§ **Exercise directions**: Wherever the word "xlabel" appears in a line, copy that line.

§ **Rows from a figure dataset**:
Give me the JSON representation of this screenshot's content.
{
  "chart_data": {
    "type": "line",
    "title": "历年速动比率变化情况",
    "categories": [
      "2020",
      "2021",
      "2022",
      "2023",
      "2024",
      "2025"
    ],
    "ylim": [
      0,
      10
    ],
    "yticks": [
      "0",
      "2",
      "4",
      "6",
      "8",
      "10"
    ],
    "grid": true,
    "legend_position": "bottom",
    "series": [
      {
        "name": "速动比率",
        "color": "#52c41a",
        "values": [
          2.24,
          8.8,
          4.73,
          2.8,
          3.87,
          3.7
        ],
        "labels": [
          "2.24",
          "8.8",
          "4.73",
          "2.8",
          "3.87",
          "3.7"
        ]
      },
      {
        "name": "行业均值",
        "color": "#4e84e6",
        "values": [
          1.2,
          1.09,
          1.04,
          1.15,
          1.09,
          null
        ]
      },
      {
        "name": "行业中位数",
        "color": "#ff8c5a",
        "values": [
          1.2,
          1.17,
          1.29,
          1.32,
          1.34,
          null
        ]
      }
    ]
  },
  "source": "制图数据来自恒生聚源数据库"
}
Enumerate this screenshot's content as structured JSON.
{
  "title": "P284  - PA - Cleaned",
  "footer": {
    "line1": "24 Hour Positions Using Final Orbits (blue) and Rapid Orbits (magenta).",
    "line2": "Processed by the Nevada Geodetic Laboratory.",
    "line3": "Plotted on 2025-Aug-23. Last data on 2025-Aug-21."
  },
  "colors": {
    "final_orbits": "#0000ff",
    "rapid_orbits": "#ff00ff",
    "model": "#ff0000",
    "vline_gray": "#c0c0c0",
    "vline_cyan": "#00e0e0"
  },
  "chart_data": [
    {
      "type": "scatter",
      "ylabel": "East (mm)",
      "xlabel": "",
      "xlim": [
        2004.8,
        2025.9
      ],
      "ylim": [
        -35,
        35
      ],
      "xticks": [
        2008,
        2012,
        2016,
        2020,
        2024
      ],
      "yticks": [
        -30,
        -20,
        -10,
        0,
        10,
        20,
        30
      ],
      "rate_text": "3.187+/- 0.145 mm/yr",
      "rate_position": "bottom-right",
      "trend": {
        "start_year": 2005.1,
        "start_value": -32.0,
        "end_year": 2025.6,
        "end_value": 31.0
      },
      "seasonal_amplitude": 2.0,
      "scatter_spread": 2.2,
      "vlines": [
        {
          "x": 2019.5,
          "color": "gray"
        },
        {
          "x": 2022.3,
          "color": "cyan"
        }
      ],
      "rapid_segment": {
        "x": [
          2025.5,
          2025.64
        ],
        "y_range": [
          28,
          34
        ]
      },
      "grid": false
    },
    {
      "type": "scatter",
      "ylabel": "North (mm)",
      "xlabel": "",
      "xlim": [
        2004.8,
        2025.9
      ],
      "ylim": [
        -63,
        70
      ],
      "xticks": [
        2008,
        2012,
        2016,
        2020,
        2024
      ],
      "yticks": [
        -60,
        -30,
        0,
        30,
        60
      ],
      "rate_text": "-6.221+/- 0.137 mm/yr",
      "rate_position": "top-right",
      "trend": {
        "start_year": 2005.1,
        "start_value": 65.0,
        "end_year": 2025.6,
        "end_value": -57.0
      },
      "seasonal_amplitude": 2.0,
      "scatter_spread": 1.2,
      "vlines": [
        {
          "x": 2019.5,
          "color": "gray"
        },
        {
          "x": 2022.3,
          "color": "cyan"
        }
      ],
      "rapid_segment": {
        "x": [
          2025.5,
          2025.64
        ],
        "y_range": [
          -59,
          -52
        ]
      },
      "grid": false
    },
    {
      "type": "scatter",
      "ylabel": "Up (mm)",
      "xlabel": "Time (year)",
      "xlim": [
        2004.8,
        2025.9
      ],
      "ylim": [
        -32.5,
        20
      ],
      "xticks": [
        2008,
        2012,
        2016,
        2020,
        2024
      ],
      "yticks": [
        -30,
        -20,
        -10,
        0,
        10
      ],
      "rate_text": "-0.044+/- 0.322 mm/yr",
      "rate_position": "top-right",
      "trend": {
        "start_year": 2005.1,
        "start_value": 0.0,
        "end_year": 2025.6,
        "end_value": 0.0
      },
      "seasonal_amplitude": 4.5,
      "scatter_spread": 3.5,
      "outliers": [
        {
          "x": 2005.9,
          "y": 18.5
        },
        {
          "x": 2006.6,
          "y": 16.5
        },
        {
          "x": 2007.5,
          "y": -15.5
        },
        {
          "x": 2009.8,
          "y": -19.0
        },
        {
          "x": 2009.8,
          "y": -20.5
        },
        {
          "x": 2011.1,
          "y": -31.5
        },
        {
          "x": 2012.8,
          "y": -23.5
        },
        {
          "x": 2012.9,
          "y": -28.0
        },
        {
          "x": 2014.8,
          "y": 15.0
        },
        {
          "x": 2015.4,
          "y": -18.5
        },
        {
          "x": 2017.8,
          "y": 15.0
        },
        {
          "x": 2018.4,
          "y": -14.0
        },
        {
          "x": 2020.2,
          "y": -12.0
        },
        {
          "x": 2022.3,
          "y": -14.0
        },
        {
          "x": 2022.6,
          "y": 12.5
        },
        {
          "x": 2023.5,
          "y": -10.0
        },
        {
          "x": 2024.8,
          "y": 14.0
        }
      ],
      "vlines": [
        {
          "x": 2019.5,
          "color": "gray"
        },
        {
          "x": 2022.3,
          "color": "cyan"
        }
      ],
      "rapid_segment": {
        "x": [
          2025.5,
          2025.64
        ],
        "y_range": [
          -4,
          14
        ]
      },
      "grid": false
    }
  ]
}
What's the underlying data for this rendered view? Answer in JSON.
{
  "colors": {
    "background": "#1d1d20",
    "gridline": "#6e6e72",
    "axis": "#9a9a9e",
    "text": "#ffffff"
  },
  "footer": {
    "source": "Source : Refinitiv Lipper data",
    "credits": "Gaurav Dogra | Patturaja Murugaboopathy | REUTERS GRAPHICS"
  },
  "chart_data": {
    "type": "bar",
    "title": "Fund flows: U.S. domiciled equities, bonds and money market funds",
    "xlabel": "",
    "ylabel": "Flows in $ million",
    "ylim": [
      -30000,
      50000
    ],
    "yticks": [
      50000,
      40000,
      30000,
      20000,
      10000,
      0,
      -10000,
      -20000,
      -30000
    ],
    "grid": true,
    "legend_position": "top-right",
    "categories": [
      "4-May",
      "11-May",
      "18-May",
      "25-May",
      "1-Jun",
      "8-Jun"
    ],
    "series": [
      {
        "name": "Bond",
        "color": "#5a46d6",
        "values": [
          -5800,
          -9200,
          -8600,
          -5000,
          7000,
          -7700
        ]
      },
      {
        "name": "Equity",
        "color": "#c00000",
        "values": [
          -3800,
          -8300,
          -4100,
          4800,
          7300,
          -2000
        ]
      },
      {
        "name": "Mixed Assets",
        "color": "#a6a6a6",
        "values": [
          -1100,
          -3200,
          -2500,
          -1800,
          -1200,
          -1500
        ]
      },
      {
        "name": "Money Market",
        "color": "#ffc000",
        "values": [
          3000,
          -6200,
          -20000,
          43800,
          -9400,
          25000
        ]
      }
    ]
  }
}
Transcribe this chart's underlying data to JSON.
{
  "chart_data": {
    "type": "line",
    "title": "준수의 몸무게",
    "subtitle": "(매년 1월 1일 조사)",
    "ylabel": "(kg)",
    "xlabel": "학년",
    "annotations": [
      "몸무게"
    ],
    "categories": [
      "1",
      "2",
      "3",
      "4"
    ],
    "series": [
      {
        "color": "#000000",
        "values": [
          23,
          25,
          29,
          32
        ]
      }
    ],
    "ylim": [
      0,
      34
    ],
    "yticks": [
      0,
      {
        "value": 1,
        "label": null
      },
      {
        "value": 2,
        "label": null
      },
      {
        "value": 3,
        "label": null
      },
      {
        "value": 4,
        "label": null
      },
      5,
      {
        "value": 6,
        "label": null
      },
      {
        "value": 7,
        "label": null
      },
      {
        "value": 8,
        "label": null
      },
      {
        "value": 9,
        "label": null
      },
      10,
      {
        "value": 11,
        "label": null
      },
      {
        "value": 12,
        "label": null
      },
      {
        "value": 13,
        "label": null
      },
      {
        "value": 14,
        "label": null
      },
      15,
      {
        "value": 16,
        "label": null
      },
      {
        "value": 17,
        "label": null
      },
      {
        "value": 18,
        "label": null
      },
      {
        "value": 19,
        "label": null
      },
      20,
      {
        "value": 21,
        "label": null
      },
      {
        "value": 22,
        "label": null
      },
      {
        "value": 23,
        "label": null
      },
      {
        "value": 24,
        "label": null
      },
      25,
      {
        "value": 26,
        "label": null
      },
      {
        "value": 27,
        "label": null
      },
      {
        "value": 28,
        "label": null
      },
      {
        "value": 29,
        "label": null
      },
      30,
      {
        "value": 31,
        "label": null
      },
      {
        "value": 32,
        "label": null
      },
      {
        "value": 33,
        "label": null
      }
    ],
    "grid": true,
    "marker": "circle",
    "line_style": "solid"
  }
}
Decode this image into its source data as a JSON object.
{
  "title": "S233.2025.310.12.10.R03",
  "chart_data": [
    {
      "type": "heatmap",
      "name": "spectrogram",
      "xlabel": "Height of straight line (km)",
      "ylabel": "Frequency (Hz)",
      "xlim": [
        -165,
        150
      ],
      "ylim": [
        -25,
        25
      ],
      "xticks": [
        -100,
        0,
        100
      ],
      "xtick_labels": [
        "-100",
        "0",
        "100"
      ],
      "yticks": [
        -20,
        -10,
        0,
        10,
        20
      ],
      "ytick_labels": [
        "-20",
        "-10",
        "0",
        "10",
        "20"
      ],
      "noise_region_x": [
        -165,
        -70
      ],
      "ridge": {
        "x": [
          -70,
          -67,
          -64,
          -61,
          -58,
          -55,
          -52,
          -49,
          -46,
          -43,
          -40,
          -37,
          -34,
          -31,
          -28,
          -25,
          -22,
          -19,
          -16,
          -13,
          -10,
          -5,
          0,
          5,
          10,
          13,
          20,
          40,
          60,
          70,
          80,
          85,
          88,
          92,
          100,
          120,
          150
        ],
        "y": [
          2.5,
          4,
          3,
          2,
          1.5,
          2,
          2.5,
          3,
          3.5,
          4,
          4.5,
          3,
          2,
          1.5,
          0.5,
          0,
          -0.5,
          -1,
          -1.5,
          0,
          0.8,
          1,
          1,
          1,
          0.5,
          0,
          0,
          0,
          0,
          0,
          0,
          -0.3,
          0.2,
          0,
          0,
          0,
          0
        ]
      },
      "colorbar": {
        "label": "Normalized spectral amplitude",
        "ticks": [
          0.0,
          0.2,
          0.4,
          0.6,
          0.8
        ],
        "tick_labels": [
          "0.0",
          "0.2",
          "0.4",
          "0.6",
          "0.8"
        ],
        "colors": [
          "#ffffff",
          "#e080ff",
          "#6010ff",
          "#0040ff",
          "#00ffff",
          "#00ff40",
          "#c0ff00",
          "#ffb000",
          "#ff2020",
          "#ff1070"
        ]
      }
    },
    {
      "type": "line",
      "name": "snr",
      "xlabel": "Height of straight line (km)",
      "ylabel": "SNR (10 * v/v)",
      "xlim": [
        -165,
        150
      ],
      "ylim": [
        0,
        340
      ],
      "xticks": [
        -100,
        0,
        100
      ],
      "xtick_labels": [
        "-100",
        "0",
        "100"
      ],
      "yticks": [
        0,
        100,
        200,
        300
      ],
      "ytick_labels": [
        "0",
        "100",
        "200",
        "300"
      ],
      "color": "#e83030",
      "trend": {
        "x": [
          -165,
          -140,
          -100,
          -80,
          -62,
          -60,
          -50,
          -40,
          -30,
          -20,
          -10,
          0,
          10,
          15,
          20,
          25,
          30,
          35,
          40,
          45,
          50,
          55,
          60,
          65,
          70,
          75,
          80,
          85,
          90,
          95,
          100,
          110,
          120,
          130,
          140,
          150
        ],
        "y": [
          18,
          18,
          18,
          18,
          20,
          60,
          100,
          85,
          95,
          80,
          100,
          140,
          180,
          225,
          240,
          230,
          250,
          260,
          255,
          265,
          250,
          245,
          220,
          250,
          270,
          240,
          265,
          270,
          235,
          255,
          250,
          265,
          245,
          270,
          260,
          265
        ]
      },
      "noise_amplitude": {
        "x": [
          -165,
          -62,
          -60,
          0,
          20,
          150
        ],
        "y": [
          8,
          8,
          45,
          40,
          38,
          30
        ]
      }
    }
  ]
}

§ **Answer**:
      "xlabel": "",
      "xlabel": "",
      "xlabel": "Time (year)",
    "xlabel": "",
    "xlabel": "학년",
      "xlabel": "Height of straight line (km)",
      "xlabel": "Height of straight line (km)",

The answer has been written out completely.